▶ **Exercise objective**:
State the number of lines where "type" appears. Add nothing else.

-- begin Data provided --

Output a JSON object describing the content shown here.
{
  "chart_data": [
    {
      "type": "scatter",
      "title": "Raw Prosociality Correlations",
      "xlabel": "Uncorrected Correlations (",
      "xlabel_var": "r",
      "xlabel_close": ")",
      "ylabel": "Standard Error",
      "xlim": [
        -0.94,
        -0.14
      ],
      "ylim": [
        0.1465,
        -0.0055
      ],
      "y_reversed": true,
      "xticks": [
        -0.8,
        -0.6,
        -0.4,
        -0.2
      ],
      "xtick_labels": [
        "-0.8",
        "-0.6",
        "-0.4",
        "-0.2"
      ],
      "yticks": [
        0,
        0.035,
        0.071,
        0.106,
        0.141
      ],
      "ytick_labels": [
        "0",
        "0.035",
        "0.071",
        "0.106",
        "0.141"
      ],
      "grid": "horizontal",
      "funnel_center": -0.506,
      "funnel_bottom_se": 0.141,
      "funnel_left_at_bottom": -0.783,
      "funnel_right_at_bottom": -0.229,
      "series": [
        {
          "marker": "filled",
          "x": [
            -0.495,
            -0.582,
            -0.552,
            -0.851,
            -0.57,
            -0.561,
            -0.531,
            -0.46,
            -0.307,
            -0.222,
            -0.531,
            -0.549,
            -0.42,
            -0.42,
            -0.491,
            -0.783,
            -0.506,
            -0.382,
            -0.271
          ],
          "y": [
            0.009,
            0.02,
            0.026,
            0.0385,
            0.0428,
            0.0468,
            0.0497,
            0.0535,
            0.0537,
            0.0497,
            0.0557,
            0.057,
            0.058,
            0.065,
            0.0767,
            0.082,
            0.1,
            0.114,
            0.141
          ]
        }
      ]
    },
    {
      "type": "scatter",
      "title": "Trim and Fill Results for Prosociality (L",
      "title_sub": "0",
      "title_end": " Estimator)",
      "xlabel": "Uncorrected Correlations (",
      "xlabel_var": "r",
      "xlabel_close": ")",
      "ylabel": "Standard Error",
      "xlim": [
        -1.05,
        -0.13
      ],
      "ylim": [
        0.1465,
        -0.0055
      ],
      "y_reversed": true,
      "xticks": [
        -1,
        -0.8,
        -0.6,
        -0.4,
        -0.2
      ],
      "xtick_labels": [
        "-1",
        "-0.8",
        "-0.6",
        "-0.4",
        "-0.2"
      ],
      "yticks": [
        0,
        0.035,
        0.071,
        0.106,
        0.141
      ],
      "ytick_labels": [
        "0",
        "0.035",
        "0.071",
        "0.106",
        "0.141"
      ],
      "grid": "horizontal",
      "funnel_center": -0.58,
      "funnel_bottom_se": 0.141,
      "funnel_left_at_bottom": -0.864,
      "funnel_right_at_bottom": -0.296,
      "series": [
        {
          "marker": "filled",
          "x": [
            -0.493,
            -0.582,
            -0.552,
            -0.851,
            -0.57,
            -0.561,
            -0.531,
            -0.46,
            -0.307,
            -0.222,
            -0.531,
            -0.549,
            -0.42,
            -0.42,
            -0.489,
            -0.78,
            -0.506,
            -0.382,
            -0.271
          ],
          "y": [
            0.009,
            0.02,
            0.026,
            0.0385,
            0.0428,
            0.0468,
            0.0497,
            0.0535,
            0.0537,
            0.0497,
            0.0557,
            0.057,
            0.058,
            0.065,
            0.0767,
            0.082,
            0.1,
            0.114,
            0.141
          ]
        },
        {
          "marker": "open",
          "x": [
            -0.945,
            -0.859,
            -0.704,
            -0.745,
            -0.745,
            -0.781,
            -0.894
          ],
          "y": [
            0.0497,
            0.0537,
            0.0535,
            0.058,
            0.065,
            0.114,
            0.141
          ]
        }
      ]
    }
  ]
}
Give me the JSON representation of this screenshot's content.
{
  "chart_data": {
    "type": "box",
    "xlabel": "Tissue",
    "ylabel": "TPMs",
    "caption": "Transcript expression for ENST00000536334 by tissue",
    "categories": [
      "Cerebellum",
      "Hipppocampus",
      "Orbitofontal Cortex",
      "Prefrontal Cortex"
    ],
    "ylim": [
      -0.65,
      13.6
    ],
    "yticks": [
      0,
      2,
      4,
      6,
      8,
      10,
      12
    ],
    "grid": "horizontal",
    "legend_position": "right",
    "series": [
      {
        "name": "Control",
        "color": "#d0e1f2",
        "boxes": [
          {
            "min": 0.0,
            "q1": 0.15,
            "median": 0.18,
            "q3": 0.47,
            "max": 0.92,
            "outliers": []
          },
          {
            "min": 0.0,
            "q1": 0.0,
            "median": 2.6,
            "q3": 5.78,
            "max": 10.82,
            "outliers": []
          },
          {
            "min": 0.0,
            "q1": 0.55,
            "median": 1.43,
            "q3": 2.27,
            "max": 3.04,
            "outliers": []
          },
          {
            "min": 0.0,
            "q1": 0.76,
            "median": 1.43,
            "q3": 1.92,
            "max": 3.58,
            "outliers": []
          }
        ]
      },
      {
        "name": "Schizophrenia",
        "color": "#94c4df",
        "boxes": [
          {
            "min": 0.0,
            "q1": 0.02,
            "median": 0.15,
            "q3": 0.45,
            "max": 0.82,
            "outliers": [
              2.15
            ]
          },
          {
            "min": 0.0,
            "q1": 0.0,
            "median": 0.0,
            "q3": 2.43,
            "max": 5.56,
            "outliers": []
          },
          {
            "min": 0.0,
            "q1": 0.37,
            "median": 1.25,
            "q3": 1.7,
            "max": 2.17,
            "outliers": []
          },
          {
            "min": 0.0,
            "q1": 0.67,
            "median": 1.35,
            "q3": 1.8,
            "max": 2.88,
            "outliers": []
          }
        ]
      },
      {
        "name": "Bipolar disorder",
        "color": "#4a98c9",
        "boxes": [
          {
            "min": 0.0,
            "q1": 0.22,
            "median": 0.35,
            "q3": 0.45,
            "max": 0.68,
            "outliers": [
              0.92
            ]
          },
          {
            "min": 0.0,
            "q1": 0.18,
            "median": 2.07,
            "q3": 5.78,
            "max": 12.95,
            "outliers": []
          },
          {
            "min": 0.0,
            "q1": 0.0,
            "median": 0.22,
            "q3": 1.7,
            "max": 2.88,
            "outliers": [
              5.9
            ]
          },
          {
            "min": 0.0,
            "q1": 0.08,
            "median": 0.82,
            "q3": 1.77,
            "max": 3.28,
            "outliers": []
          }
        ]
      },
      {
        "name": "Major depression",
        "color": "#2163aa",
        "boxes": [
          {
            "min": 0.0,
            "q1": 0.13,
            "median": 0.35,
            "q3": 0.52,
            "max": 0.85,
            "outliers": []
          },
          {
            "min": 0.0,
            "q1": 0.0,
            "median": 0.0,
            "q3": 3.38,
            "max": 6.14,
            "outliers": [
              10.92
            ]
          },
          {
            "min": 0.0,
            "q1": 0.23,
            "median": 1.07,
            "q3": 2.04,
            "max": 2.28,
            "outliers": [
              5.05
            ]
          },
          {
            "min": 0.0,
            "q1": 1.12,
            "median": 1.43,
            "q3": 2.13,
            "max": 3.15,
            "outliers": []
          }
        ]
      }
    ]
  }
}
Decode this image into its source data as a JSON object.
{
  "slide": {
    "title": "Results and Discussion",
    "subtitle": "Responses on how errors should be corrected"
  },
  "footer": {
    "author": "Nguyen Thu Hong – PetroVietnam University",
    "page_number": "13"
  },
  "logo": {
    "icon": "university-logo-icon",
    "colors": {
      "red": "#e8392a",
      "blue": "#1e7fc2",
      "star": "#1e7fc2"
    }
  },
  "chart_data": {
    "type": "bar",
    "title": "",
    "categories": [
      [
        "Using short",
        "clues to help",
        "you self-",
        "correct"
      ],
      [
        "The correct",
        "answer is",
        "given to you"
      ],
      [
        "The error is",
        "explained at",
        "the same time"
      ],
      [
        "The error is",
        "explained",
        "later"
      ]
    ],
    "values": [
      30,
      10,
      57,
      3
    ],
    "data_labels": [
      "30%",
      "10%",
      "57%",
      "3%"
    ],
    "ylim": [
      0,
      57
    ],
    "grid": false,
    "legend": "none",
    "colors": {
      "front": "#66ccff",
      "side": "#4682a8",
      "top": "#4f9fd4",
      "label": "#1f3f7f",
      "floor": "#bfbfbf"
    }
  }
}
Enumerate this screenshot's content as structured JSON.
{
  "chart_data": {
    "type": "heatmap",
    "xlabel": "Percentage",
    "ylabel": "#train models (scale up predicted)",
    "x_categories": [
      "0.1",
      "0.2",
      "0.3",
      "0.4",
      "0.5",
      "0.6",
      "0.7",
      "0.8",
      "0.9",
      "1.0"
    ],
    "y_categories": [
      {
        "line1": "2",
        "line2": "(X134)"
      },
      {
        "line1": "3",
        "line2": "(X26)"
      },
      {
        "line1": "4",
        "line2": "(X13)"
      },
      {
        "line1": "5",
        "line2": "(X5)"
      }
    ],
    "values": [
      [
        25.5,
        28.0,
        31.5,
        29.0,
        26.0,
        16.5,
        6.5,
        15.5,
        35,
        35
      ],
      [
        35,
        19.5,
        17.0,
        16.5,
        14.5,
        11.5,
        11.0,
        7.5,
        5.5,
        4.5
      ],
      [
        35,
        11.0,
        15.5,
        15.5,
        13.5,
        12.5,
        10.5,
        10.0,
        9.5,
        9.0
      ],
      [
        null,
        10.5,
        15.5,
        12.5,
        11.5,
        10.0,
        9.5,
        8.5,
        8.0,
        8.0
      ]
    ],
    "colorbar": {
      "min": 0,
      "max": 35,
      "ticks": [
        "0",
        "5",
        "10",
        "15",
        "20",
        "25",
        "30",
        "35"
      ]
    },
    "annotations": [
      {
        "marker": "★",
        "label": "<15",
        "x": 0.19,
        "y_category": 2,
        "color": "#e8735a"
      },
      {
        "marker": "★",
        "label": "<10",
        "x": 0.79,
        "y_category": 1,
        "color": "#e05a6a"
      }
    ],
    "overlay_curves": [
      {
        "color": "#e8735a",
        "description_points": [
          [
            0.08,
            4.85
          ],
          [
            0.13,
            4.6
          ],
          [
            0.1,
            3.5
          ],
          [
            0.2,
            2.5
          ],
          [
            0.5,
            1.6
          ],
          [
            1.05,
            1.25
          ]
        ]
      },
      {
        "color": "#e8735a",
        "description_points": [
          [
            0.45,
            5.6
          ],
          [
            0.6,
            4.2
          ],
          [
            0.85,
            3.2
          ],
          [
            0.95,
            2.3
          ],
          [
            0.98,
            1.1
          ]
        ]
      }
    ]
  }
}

-- end Data provided --

▶ **Expected answer**:
5